PROBLEM STATEMENT:
Return all lines in the material below that contain "PARKTRONICS".
=== EXTRACTED MATERIAL ===
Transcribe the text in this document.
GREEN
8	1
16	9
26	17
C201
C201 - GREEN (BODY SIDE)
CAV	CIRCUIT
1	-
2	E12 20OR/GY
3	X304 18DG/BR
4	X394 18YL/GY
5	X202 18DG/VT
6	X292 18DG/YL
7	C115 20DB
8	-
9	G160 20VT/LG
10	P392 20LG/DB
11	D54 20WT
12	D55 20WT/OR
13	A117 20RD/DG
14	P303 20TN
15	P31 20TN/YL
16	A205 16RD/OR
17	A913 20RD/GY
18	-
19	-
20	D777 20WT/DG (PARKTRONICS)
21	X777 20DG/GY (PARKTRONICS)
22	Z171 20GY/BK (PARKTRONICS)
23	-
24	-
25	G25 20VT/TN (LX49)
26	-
===
ANSWER TO THIS PROBLEM:
20	D777 20WT/DG (PARKTRONICS)
21	X777 20DG/GY (PARKTRONICS)
22	Z171 20GY/BK (PARKTRONICS)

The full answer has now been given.